# Forum Home Renovation Bathrooms  hardwood floorboards in bathroom

## manofaus

just wondering how we can get away with having timber floorboards (polished) in our bathroom. Do we have to have a subfloor that is waterproof and then lay the floorboards on top? there will be a tiled shower area, but as for around the bath and rest of bathroom we would like it to be polished floorboards. It would make it hard as we would like the rest of the floorboards to extend from the rest of the house and flow into the bathroom.

----------


## SilentButDeadly

We 'got away' with it...but I couldn't tell you how.  Because I've no idea...we just did it and no-one that was supposed to have an opinion said anything.

----------


## Oldsaltoz

There are some new homes with bathrooms and all timber floors but to meet the standard the floor of the bathroom (or other wet area) is set down far enough for the joists to remain above the recessed floor and a waste outlet located will falls from all sides to ensure no water remains. 
One option is to Waterproof the whole floor and glue down boards made of timber look alike waterproof materials (no nails through the waterproofing). 
The advantage of this method and material is no maintenance and no wood rot or stains from contact with water and it meets the standards. 
Good luck.   :Smilie:

----------


## RhonaV

So did you do it? Would also like the polished floorboards as in the rest of the house look. We have a shower over the bath and horrid overlay on top of beautiful wooden floor. What would you (did you? )use to maximise the polished /waterproofed effect?

----------


## r3nov8or

I have seen it done (i.e. original hardwood boards as bathroom flooring), and it's standing up to time very well. It was also approved by the council inspector as being 'in keeping' with the original house (polished boards throughout). But this is a 'grown-ups' house who understand that minimising water pooling is important. Given that, personally I wouldn't suggest this in a family bathroom where the kids think the floor is a better place for the water than the bath.

----------


## smallhouse

I got the wooden floor, just needed a statutory declaration signed by a jp.  ( owner builder )

----------


## ajm

hang on a minute. we have a house (in Qld) with hardwood floors that are in the bathroom also. we have a shower with a plastic pan which sits above the floor. we bought the house with the bathroom this way and successive builders have not said anything. is there anything we should be looking at?

▶ _DATA ENTRIES_:
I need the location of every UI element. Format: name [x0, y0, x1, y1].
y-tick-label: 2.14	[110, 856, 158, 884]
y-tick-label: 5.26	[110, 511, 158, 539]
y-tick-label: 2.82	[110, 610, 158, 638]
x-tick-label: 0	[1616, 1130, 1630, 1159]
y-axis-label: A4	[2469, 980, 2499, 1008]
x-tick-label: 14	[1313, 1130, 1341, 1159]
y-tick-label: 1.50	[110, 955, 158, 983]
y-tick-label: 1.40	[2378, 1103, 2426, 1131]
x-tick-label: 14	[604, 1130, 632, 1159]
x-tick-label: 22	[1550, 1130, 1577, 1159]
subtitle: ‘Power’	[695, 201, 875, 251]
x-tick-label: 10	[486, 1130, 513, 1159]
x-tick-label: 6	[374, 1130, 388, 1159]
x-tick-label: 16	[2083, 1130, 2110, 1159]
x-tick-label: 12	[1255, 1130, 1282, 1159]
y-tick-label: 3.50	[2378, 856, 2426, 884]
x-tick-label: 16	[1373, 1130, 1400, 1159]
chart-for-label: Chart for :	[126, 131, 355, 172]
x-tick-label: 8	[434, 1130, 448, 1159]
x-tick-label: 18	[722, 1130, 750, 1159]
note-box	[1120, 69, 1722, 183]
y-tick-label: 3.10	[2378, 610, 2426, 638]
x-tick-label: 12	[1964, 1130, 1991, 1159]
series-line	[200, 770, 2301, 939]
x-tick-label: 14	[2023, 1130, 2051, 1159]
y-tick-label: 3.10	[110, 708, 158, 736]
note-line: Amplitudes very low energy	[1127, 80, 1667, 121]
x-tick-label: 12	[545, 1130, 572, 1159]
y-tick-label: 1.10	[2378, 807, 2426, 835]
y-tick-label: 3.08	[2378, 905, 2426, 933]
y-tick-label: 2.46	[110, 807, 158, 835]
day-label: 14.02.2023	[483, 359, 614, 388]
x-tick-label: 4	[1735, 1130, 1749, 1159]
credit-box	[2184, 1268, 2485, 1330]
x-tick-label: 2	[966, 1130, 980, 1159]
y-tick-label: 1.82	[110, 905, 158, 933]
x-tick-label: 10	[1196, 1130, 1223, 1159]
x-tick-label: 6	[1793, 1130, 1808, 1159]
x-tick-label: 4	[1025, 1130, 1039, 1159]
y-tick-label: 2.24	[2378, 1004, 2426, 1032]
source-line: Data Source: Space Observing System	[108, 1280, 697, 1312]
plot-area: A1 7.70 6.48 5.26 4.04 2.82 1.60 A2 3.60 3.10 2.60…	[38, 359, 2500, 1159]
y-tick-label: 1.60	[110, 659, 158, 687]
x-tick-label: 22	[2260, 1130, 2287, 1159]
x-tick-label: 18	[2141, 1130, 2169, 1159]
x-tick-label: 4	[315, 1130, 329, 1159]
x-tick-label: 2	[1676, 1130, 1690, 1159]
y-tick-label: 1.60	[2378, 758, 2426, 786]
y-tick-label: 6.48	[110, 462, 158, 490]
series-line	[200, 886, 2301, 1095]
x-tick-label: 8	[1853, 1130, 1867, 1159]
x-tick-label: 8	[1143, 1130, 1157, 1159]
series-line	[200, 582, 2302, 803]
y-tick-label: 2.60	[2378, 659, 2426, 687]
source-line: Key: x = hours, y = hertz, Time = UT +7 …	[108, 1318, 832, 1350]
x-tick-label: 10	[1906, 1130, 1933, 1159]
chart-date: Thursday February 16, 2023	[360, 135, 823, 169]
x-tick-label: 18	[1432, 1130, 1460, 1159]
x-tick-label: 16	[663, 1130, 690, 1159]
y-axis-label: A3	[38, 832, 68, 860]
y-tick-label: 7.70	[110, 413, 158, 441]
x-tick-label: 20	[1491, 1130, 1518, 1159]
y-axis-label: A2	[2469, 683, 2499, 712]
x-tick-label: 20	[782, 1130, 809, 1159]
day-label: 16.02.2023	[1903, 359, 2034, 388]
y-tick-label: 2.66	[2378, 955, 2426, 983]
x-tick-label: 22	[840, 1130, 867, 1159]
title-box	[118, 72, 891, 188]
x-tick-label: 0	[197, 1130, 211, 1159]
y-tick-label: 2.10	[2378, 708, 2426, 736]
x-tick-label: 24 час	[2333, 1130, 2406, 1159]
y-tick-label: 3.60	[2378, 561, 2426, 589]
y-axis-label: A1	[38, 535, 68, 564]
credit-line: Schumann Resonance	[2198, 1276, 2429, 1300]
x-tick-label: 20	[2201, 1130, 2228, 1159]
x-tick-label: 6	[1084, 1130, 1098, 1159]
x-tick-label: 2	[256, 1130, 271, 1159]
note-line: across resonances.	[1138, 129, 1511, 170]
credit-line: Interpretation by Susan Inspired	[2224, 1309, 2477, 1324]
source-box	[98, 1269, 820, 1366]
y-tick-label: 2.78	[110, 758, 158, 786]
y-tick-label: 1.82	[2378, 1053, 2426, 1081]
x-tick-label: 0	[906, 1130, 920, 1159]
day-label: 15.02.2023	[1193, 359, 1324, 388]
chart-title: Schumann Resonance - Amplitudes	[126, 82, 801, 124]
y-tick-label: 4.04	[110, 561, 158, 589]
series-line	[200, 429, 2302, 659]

▶ _DIRECTIONS_:
1. Shorten the paragraph in the forum thread that begins "I have seen it done" into a bulleted list of its main facts.
2. Please transcribe the passage of the forum thread starting at "## manofaus" and ending at "opinion said anything.".
The rows were drawn from a separate source.

▶ _TASK ANSWERS_:
1.
- Original hardwood boards used as bathroom flooring have held up well over time.
- The council inspector approved them as "in keeping" with the original house, which has polished boards throughout.
- The household is adults who know that minimizing water pooling is important.
- The writer would not recommend it for a family bathroom where kids put water on the floor.

2.
## manofaus

just wondering how we can get away with having timber floorboards (polished) in our bathroom. Do we have to have a subfloor that is waterproof and then lay the floorboards on top? there will be a tiled shower area, but as for around the bath and rest of bathroom we would like it to be polished floorboards. It would make it hard as we would like the rest of the floorboards to extend from the rest of the house and flow into the bathroom.

----------


## SilentButDeadly

We 'got away' with it...but I couldn't tell you how.  Because I've no idea...we just did it and no-one that was supposed to have an opinion said anything.